> _GIVEN PROBLEM_: Below is a block of records; reproduce all of them exactly and leave out any pictures.

── DATA FOR THIS EXERCISE

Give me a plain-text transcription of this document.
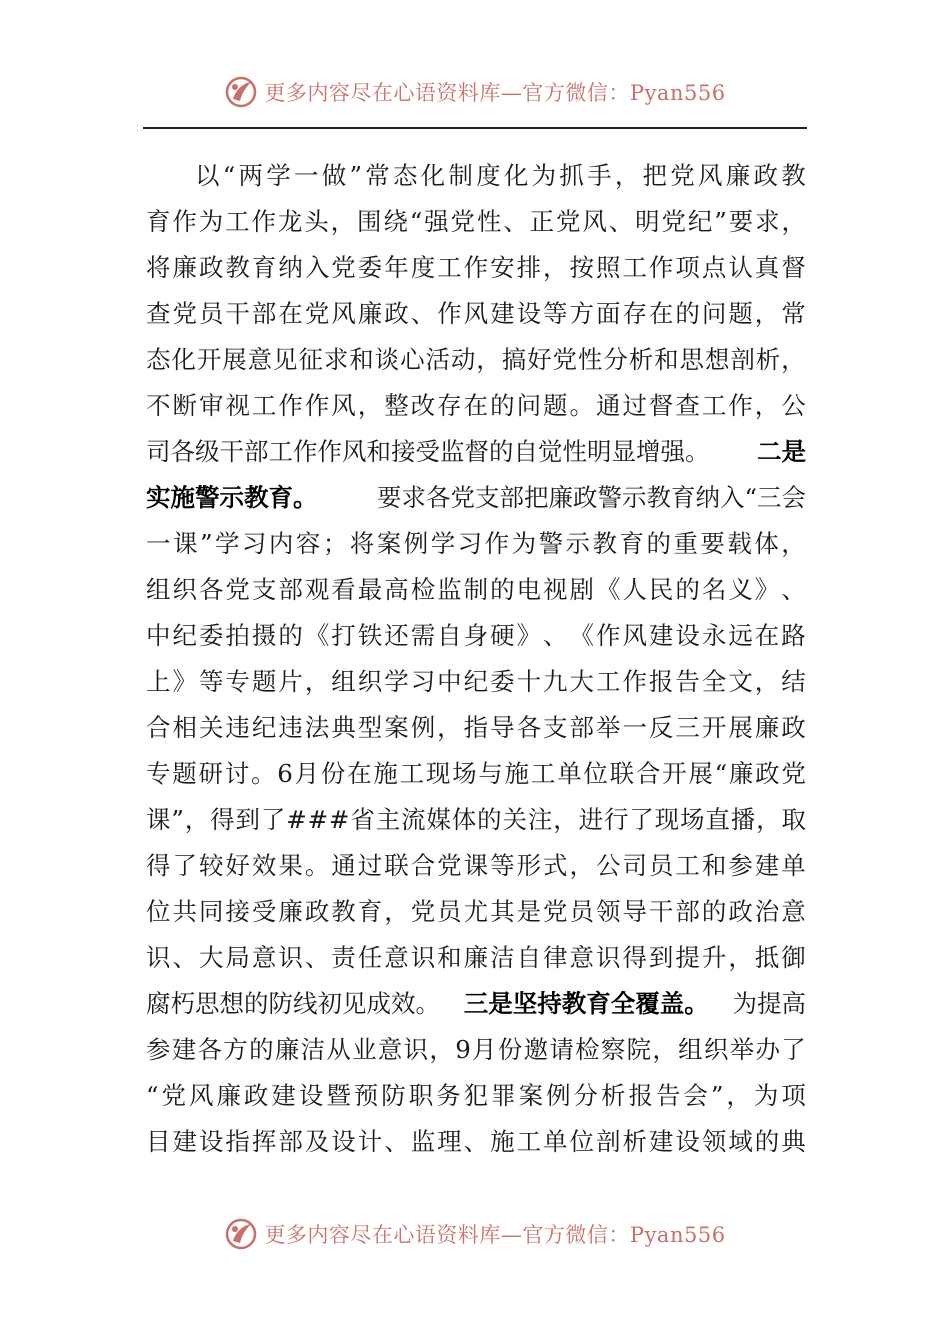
更多内容尽在心语资料库—官方微信：Pyan556
以 “ 两 学 一 做 ” 常 态 化 制 度 化 为 抓 手 ， 把 党 风 廉 政 教
育 作 为 工 作 龙 头 ， 围 绕 “ 强 党 性 、 正 党 风 、 明 党 纪 ” 要 求 ，
将 廉 政 教 育 纳 入 党 委 年 度 工 作 安 排 ， 按 照 工 作 项 点 认 真 督
查 党 员 干 部 在 党 风 廉 政 、 作 风 建 设 等 方 面 存 在 的 问 题 ， 常
态 化 开 展 意 见 征 求 和 谈 心 活 动 ， 搞 好 党 性 分 析 和 思 想 剖 析 ，
不 断 审 视 工 作 作 风 ， 整 改 存 在 的 问 题 。 通 过 督 查 工 作 ， 公
司各级干部工作作风和接受监督的自觉性明显增强。 二是
实施警示教育。 要求各党支部把廉政警示教育纳入“三会
一 课 ” 学 习 内 容 ； 将 案 例 学 习 作 为 警 示 教 育 的 重 要 载 体 ，
组 织 各 党 支 部 观 看 最 高 检 监 制 的 电 视 剧 《 人 民 的 名 义 》 、
中 纪 委 拍 摄 的 《 打 铁 还 需 自 身 硬 》 、 《 作 风 建 设 永 远 在 路
上 》 等 专 题 片 ， 组 织 学 习 中 纪 委 十 九 大 工 作 报 告 全 文 ， 结
合 相 关 违 纪 违 法 典 型 案 例 ， 指 导 各 支 部 举 一 反 三 开 展 廉 政
专 题 研 讨 。 6 月 份 在 施 工 现 场 与 施 工 单 位 联 合 开 展 “ 廉 政 党
课 ” ， 得 到 了 # # # 省 主 流 媒 体 的 关 注 ， 进 行 了 现 场 直 播 ， 取
得 了 较 好 效 果 。 通 过 联 合 党 课 等 形 式 ， 公 司 员 工 和 参 建 单
位 共 同 接 受 廉 政 教 育 ， 党 员 尤 其 是 党 员 领 导 干 部 的 政 治 意
识 、 大 局 意 识 、 责 任 意 识 和 廉 洁 自 律 意 识 得 到 提 升 ， 抵 御
腐朽思想的防线初见成效。 三是坚持教育全覆盖。 为提高
参 建 各 方 的 廉 洁 从 业 意 识 ， 9 月 份 邀 请 检 察 院 ， 组 织 举 办 了
“ 党 风 廉 政 建 设 暨 预 防 职 务 犯 罪 案 例 分 析 报 告 会 ” ， 为 项
目 建 设 指 挥 部 及 设 计 、 监 理 、 施 工 单 位 剖 析 建 设 领 域 的 典
更多内容尽在心语资料库—官方微信：Pyan556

────

> _EXERCISE RESPONSE_:
Give me a plain-text transcription of this document.
更多内容尽在心语资料库—官方微信：Pyan556
以 “ 两 学 一 做 ” 常 态 化 制 度 化 为 抓 手 ， 把 党 风 廉 政 教
育 作 为 工 作 龙 头 ， 围 绕 “ 强 党 性 、 正 党 风 、 明 党 纪 ” 要 求 ，
将 廉 政 教 育 纳 入 党 委 年 度 工 作 安 排 ， 按 照 工 作 项 点 认 真 督
查 党 员 干 部 在 党 风 廉 政 、 作 风 建 设 等 方 面 存 在 的 问 题 ， 常
态 化 开 展 意 见 征 求 和 谈 心 活 动 ， 搞 好 党 性 分 析 和 思 想 剖 析 ，
不 断 审 视 工 作 作 风 ， 整 改 存 在 的 问 题 。 通 过 督 查 工 作 ， 公
司各级干部工作作风和接受监督的自觉性明显增强。 二是
实施警示教育。 要求各党支部把廉政警示教育纳入“三会
一 课 ” 学 习 内 容 ； 将 案 例 学 习 作 为 警 示 教 育 的 重 要 载 体 ，
组 织 各 党 支 部 观 看 最 高 检 监 制 的 电 视 剧 《 人 民 的 名 义 》 、
中 纪 委 拍 摄 的 《 打 铁 还 需 自 身 硬 》 、 《 作 风 建 设 永 远 在 路
上 》 等 专 题 片 ， 组 织 学 习 中 纪 委 十 九 大 工 作 报 告 全 文 ， 结
合 相 关 违 纪 违 法 典 型 案 例 ， 指 导 各 支 部 举 一 反 三 开 展 廉 政
专 题 研 讨 。 6 月 份 在 施 工 现 场 与 施 工 单 位 联 合 开 展 “ 廉 政 党
课 ” ， 得 到 了 # # # 省 主 流 媒 体 的 关 注 ， 进 行 了 现 场 直 播 ， 取
得 了 较 好 效 果 。 通 过 联 合 党 课 等 形 式 ， 公 司 员 工 和 参 建 单
位 共 同 接 受 廉 政 教 育 ， 党 员 尤 其 是 党 员 领 导 干 部 的 政 治 意
识 、 大 局 意 识 、 责 任 意 识 和 廉 洁 自 律 意 识 得 到 提 升 ， 抵 御
腐朽思想的防线初见成效。 三是坚持教育全覆盖。 为提高
参 建 各 方 的 廉 洁 从 业 意 识 ， 9 月 份 邀 请 检 察 院 ， 组 织 举 办 了
“ 党 风 廉 政 建 设 暨 预 防 职 务 犯 罪 案 例 分 析 报 告 会 ” ， 为 项
目 建 设 指 挥 部 及 设 计 、 监 理 、 施 工 单 位 剖 析 建 设 领 域 的 典
更多内容尽在心语资料库—官方微信：Pyan556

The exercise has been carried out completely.